--- Record extracts ---
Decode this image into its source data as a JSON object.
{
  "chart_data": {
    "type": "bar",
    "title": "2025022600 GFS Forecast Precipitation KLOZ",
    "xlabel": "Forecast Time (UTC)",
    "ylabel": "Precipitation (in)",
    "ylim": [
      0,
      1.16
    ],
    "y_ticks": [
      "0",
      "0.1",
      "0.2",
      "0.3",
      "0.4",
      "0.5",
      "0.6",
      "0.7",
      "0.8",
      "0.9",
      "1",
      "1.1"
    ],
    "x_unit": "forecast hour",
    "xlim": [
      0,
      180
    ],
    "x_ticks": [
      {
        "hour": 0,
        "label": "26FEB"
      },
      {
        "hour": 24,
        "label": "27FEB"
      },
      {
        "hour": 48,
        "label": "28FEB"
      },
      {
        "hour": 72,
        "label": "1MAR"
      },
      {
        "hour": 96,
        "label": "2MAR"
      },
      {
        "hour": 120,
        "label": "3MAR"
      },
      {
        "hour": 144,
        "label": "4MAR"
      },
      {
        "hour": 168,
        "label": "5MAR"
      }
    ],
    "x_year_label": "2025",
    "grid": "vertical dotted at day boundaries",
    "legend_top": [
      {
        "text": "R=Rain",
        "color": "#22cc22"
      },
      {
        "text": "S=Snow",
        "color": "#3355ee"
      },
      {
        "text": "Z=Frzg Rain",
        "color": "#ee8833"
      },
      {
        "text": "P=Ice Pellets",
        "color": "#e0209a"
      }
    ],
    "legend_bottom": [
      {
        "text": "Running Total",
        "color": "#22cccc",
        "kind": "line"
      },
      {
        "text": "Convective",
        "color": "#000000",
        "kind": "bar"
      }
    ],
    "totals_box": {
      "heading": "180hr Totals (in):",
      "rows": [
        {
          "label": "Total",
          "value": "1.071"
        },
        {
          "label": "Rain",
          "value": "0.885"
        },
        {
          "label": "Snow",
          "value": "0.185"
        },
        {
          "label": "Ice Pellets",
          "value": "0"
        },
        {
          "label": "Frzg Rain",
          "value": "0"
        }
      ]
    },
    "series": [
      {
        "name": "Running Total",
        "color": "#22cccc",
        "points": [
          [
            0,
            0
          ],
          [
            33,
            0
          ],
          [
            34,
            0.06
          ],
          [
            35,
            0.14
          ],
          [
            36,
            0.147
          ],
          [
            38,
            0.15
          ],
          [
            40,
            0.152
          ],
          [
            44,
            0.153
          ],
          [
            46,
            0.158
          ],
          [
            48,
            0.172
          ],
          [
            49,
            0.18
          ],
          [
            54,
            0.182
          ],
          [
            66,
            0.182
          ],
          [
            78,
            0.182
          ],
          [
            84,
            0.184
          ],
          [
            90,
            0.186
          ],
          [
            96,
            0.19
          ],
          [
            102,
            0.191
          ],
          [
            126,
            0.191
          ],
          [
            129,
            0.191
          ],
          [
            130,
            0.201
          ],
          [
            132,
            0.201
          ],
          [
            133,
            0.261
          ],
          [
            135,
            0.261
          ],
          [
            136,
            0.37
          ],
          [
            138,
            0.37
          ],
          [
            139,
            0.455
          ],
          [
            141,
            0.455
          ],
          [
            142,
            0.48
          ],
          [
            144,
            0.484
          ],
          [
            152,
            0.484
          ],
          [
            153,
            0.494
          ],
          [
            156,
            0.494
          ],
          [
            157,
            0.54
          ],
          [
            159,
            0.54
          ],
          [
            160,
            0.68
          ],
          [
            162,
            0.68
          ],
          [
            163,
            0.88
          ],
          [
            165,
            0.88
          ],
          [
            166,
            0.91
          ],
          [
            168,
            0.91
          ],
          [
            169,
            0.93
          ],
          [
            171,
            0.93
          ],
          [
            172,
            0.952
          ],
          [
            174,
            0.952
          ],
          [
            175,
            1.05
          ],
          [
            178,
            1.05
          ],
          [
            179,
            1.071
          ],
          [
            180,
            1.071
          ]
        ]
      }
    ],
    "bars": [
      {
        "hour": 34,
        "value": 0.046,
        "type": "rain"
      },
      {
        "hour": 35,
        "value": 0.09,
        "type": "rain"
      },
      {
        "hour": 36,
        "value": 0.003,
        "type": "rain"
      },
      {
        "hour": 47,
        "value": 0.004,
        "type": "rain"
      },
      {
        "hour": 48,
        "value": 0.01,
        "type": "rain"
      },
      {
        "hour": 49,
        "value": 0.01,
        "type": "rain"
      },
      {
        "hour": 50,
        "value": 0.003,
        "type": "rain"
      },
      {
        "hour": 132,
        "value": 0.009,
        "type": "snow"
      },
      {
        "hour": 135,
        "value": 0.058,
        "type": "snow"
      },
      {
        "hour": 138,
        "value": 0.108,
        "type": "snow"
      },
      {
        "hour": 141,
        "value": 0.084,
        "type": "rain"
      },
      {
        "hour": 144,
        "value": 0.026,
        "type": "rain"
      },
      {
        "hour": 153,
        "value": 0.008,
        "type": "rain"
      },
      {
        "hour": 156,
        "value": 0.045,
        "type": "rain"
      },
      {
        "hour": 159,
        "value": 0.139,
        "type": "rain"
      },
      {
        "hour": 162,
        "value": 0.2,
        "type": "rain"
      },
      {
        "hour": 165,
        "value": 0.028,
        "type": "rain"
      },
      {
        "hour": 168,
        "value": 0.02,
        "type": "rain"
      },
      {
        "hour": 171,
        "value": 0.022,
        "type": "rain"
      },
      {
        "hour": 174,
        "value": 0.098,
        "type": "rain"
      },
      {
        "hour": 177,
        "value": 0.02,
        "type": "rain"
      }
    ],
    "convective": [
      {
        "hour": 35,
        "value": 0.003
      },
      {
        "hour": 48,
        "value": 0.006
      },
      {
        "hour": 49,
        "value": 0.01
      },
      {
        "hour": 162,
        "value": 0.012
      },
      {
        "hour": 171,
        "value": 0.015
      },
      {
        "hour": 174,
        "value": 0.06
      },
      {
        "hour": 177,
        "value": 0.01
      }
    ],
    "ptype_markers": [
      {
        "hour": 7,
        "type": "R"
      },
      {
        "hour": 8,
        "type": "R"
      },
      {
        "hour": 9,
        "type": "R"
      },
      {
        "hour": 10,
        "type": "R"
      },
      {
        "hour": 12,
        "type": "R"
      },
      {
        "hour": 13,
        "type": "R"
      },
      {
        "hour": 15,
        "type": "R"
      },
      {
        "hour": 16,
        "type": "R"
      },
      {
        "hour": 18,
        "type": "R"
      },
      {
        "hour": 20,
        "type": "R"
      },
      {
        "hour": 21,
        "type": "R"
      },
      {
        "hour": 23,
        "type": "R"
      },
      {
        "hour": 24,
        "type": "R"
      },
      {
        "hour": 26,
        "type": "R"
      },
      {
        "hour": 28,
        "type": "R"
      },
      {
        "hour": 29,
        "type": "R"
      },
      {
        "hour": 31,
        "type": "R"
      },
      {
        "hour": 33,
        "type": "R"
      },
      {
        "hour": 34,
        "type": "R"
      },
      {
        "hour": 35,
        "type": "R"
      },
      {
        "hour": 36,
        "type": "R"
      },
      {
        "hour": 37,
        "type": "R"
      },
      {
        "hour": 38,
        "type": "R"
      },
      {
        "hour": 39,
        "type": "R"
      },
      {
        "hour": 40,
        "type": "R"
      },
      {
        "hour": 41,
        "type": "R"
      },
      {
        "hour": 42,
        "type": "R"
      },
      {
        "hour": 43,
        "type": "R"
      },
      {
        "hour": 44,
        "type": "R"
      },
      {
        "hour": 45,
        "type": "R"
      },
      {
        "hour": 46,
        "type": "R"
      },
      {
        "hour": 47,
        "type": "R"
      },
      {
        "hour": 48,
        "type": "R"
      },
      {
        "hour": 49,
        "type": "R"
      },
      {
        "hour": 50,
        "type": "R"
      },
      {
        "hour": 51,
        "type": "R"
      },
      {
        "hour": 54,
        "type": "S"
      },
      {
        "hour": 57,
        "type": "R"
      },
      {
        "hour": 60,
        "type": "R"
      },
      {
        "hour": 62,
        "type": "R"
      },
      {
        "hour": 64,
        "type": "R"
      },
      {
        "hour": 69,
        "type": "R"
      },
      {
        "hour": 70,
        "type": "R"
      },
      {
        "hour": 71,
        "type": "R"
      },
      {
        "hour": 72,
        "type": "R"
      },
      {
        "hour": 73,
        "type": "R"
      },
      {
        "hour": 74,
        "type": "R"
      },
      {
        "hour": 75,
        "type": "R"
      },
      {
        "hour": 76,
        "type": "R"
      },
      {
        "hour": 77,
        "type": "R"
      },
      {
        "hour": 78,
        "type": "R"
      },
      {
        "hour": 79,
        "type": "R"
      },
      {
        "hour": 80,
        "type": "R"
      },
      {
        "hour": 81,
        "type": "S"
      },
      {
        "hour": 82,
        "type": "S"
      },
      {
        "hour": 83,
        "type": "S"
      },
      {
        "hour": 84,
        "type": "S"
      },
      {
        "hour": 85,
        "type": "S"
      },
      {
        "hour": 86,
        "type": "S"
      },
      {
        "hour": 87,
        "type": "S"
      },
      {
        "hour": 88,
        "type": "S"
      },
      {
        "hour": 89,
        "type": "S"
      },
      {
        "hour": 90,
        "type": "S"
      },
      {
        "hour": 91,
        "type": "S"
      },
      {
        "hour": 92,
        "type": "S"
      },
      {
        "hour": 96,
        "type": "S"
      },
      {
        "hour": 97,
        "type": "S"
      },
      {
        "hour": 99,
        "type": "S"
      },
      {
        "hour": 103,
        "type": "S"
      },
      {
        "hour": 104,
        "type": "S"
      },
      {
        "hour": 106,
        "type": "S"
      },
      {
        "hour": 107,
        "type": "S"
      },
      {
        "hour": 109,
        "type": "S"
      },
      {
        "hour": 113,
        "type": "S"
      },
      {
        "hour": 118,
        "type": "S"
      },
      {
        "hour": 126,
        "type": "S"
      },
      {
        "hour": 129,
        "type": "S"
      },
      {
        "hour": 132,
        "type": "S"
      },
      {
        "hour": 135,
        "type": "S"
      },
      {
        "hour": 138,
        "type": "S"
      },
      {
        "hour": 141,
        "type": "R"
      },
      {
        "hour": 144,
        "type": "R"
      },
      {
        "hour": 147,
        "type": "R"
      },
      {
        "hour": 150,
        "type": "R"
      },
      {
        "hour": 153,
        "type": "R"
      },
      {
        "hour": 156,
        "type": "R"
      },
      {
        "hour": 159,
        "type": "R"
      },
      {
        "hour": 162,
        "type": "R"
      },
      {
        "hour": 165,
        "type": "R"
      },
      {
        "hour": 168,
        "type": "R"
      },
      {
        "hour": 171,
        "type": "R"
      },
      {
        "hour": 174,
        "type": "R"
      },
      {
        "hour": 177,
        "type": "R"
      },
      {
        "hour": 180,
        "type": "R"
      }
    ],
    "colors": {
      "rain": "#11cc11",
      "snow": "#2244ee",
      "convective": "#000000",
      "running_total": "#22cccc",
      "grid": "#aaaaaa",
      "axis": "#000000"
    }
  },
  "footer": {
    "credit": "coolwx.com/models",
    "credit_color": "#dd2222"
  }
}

--- What to work on ---
Identify which lines contain the word "Precipitation" and copy each one.

--- Worked answer ---
    "title": "2025022600 GFS Forecast Precipitation KLOZ",
    "ylabel": "Precipitation (in)",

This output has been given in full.